Report each line of the data that has "label" somewhere in it.
— begin —
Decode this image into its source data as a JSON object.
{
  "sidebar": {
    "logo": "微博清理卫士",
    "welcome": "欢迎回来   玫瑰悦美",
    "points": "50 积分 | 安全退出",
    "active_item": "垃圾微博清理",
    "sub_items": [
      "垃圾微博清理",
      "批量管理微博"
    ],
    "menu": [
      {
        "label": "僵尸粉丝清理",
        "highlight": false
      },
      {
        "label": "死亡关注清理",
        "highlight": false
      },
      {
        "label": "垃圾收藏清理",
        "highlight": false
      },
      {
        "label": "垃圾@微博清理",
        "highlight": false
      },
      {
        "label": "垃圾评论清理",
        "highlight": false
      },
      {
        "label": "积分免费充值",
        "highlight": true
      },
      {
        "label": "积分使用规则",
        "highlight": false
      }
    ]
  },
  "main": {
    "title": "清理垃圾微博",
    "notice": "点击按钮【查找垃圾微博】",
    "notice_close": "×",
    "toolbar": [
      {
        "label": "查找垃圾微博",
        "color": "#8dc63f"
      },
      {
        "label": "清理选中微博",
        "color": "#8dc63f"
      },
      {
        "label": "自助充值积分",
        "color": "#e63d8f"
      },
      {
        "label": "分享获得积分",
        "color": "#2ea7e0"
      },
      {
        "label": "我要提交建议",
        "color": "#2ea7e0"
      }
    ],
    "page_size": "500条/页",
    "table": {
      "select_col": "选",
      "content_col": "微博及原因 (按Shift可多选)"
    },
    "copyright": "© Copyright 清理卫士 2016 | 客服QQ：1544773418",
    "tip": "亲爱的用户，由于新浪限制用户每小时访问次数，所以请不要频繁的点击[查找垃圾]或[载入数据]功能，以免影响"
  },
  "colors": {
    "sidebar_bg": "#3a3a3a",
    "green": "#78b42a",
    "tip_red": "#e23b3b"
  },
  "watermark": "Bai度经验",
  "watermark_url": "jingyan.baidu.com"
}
— end —
• PROBLEM SOLUTION:
        "label": "僵尸粉丝清理",
        "label": "死亡关注清理",
        "label": "垃圾收藏清理",
        "label": "垃圾@微博清理",
        "label": "垃圾评论清理",
        "label": "积分免费充值",
        "label": "积分使用规则",
        "label": "查找垃圾微博",
        "label": "清理选中微博",
        "label": "自助充值积分",
        "label": "分享获得积分",
        "label": "我要提交建议",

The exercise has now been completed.